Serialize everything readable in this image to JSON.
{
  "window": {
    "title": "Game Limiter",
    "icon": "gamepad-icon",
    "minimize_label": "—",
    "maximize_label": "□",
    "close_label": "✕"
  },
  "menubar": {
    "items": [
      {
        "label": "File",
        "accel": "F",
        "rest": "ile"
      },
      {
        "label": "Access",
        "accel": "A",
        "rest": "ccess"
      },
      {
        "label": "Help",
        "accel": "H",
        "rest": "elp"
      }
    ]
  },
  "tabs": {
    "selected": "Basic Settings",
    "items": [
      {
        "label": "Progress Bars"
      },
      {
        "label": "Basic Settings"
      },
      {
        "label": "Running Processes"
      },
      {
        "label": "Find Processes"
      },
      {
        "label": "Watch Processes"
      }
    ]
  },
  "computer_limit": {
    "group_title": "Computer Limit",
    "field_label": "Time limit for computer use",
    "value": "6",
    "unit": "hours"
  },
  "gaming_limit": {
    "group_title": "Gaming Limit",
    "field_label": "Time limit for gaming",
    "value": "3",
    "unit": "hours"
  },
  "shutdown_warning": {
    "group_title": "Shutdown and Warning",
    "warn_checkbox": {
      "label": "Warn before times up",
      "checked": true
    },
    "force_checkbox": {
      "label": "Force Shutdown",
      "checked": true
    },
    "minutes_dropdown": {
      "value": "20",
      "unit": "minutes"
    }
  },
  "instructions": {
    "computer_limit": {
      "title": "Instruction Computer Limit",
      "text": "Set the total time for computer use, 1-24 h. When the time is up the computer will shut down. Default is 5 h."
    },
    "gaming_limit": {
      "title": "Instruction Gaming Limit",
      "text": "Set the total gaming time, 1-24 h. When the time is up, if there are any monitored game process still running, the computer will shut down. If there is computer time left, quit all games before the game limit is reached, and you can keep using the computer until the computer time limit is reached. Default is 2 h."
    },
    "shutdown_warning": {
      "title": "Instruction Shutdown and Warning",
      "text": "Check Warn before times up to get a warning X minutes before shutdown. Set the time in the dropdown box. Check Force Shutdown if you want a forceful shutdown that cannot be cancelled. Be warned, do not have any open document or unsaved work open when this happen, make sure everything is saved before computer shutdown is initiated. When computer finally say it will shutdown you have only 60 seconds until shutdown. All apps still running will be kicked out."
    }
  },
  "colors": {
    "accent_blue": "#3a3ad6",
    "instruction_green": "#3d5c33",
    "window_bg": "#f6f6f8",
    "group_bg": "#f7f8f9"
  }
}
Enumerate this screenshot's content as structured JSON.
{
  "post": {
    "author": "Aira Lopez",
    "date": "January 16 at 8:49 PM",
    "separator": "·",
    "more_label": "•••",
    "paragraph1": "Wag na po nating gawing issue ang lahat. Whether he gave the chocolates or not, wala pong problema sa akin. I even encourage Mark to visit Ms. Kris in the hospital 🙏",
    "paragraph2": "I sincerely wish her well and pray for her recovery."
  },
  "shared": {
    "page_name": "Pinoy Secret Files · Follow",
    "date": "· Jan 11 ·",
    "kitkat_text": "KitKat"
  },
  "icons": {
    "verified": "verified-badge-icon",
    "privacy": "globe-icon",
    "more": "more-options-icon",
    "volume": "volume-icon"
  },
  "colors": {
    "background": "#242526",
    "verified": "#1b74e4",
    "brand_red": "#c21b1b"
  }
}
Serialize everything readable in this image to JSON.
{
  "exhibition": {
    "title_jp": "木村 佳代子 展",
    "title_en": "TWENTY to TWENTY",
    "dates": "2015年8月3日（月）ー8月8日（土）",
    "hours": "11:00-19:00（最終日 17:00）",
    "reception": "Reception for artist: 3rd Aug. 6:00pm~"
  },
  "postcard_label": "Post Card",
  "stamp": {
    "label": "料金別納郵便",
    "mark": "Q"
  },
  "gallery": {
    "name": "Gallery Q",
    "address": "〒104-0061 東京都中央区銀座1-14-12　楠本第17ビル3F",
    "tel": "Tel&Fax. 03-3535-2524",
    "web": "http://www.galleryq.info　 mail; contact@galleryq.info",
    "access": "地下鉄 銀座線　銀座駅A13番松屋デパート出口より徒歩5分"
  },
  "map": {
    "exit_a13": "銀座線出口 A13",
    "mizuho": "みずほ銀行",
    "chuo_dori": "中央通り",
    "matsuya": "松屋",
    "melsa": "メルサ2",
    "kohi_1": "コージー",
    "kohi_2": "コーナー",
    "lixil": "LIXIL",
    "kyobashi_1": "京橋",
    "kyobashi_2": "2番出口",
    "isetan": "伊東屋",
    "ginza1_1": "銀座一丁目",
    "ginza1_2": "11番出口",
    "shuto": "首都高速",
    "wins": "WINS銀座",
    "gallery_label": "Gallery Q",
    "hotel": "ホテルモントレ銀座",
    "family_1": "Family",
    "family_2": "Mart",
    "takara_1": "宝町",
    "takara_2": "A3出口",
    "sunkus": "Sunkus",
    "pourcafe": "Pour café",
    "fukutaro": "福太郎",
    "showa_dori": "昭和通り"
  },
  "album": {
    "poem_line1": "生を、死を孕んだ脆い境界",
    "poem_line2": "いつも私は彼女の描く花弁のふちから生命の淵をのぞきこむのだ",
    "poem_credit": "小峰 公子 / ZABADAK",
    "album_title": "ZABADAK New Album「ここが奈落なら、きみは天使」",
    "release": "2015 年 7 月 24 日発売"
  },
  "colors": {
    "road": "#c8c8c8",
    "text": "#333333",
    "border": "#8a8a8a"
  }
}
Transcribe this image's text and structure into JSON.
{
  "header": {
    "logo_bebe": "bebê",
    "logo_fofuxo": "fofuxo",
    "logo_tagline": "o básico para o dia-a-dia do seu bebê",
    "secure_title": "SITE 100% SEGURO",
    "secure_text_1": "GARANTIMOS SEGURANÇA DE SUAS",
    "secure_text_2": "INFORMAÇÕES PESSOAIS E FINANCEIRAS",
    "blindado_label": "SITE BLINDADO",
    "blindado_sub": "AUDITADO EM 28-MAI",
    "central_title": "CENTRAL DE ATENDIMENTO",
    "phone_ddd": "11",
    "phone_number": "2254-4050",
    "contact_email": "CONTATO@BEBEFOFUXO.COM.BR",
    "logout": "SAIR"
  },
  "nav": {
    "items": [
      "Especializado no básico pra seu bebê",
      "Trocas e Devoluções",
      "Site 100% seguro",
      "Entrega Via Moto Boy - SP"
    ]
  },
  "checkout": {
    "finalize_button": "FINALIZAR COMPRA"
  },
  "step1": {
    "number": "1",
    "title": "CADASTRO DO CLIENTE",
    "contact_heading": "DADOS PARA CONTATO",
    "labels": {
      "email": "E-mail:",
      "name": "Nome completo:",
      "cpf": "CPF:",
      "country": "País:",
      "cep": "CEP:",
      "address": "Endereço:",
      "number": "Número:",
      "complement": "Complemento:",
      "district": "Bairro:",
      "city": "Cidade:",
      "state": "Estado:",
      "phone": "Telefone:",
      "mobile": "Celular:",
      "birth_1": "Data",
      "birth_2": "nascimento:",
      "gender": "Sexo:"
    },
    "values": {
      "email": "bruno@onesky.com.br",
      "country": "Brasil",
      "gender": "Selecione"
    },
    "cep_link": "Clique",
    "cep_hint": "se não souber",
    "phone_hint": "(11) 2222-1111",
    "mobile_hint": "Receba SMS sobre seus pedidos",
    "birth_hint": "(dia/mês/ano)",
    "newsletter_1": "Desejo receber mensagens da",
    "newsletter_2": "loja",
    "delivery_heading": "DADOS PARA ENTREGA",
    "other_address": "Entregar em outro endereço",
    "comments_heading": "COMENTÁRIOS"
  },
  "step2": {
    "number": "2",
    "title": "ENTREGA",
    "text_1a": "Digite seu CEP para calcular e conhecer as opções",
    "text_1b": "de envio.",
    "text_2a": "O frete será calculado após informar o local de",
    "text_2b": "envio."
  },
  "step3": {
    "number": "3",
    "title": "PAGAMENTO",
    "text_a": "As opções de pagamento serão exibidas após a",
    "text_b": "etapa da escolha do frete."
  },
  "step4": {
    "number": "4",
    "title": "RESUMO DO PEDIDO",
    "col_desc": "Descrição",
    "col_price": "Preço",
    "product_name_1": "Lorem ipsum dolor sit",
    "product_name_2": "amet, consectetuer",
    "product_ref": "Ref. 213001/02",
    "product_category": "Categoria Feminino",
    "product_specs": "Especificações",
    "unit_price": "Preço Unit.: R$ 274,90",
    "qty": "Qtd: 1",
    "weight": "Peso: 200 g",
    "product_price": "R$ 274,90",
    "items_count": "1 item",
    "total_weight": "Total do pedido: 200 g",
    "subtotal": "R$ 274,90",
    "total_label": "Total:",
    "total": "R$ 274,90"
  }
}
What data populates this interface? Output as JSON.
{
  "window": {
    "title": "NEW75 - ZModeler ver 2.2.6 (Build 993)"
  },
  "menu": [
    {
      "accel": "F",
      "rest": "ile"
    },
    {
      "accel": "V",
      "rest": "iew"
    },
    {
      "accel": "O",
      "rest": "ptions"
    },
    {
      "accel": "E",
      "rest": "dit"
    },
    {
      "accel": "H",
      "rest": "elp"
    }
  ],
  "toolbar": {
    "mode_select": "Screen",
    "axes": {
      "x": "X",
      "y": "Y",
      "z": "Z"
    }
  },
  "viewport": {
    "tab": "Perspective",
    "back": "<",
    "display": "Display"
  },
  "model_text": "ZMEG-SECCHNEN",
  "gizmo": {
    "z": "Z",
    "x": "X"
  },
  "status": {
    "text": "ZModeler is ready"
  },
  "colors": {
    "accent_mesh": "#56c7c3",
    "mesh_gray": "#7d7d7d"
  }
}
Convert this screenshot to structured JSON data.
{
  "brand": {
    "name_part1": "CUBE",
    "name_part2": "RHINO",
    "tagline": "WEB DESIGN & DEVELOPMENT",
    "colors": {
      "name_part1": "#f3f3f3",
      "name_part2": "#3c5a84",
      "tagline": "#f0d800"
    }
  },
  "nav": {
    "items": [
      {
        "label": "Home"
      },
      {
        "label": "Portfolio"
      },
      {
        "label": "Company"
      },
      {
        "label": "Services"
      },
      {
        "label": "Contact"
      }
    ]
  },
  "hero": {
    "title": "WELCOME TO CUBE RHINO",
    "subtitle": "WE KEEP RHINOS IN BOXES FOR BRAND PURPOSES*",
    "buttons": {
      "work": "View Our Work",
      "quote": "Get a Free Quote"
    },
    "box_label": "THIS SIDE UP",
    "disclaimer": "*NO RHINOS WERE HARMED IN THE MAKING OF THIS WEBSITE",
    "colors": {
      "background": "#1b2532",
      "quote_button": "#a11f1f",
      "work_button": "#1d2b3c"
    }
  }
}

▶ _Exercise brief_
Extract, unchanged, the closing run of lines that opens with the line containing "Convert this screenshot" and ends with the last line.

▶ _Final result_
Convert this screenshot to structured JSON data.
{
  "brand": {
    "name_part1": "CUBE",
    "name_part2": "RHINO",
    "tagline": "WEB DESIGN & DEVELOPMENT",
    "colors": {
      "name_part1": "#f3f3f3",
      "name_part2": "#3c5a84",
      "tagline": "#f0d800"
    }
  },
  "nav": {
    "items": [
      {
        "label": "Home"
      },
      {
        "label": "Portfolio"
      },
      {
        "label": "Company"
      },
      {
        "label": "Services"
      },
      {
        "label": "Contact"
      }
    ]
  },
  "hero": {
    "title": "WELCOME TO CUBE RHINO",
    "subtitle": "WE KEEP RHINOS IN BOXES FOR BRAND PURPOSES*",
    "buttons": {
      "work": "View Our Work",
      "quote": "Get a Free Quote"
    },
    "box_label": "THIS SIDE UP",
    "disclaimer": "*NO RHINOS WERE HARMED IN THE MAKING OF THIS WEBSITE",
    "colors": {
      "background": "#1b2532",
      "quote_button": "#a11f1f",
      "work_button": "#1d2b3c"
    }
  }
}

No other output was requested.